** START Input **
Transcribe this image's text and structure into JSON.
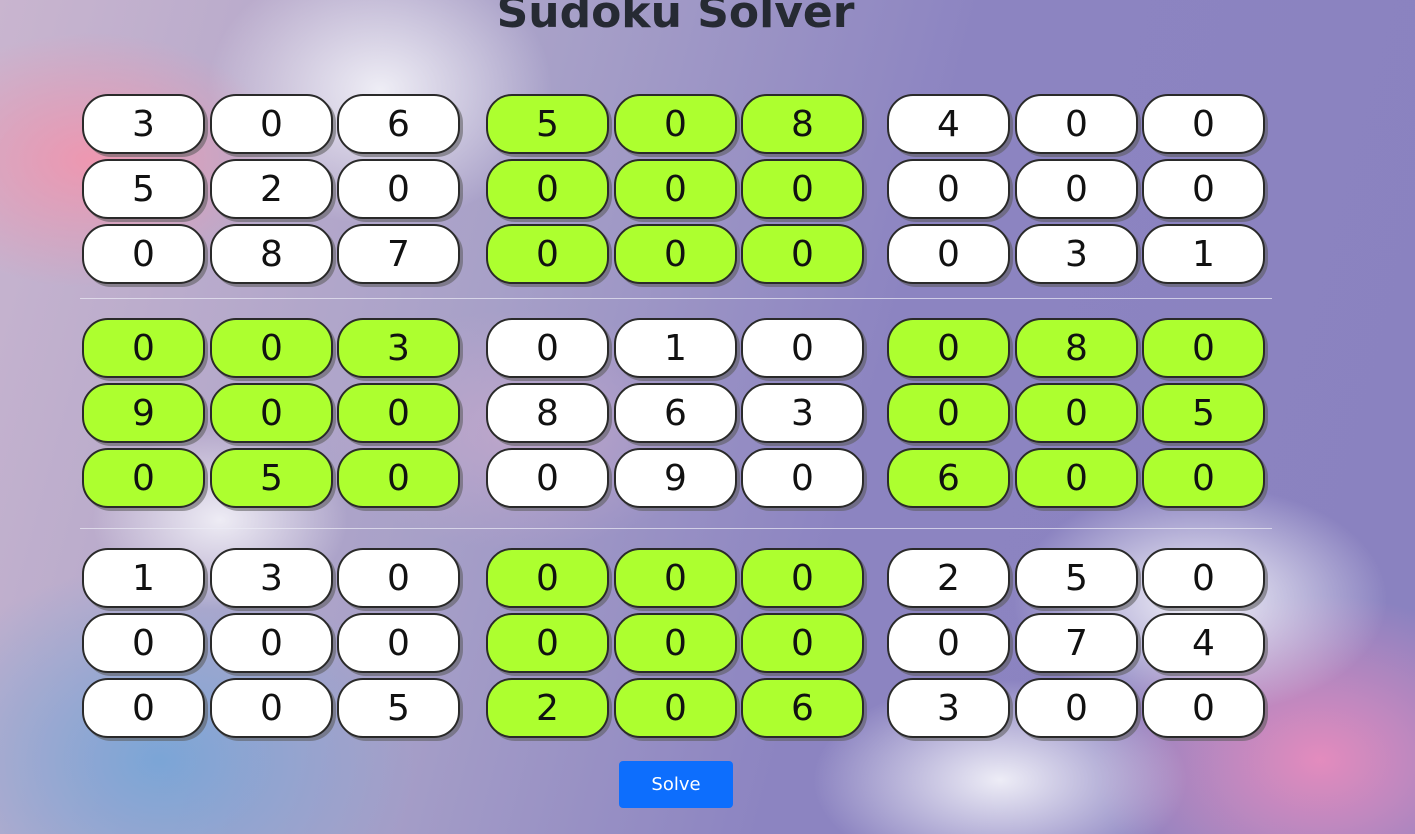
{
  "title": "Sudoku Solver",
  "solve_label": "Solve",
  "colors": {
    "highlight": "#adff2f",
    "plain": "#ffffff",
    "button": "#0d6efd"
  },
  "grid": [
    [
      "3",
      "0",
      "6",
      "5",
      "0",
      "8",
      "4",
      "0",
      "0"
    ],
    [
      "5",
      "2",
      "0",
      "0",
      "0",
      "0",
      "0",
      "0",
      "0"
    ],
    [
      "0",
      "8",
      "7",
      "0",
      "0",
      "0",
      "0",
      "3",
      "1"
    ],
    [
      "0",
      "0",
      "3",
      "0",
      "1",
      "0",
      "0",
      "8",
      "0"
    ],
    [
      "9",
      "0",
      "0",
      "8",
      "6",
      "3",
      "0",
      "0",
      "5"
    ],
    [
      "0",
      "5",
      "0",
      "0",
      "9",
      "0",
      "6",
      "0",
      "0"
    ],
    [
      "1",
      "3",
      "0",
      "0",
      "0",
      "0",
      "2",
      "5",
      "0"
    ],
    [
      "0",
      "0",
      "0",
      "0",
      "0",
      "0",
      "0",
      "7",
      "4"
    ],
    [
      "0",
      "0",
      "5",
      "2",
      "0",
      "6",
      "3",
      "0",
      "0"
    ]
  ]
}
** END Input **
• **Work to do**: Pictures in the data above should not be copied; transcribe everything else exactly.

• **Exercise answer**:
Transcribe this image's text and structure into JSON.
{
  "title": "Sudoku Solver",
  "solve_label": "Solve",
  "colors": {
    "highlight": "#adff2f",
    "plain": "#ffffff",
    "button": "#0d6efd"
  },
  "grid": [
    [
      "3",
      "0",
      "6",
      "5",
      "0",
      "8",
      "4",
      "0",
      "0"
    ],
    [
      "5",
      "2",
      "0",
      "0",
      "0",
      "0",
      "0",
      "0",
      "0"
    ],
    [
      "0",
      "8",
      "7",
      "0",
      "0",
      "0",
      "0",
      "3",
      "1"
    ],
    [
      "0",
      "0",
      "3",
      "0",
      "1",
      "0",
      "0",
      "8",
      "0"
    ],
    [
      "9",
      "0",
      "0",
      "8",
      "6",
      "3",
      "0",
      "0",
      "5"
    ],
    [
      "0",
      "5",
      "0",
      "0",
      "9",
      "0",
      "6",
      "0",
      "0"
    ],
    [
      "1",
      "3",
      "0",
      "0",
      "0",
      "0",
      "2",
      "5",
      "0"
    ],
    [
      "0",
      "0",
      "0",
      "0",
      "0",
      "0",
      "0",
      "7",
      "4"
    ],
    [
      "0",
      "0",
      "5",
      "2",
      "0",
      "6",
      "3",
      "0",
      "0"
    ]
  ]
}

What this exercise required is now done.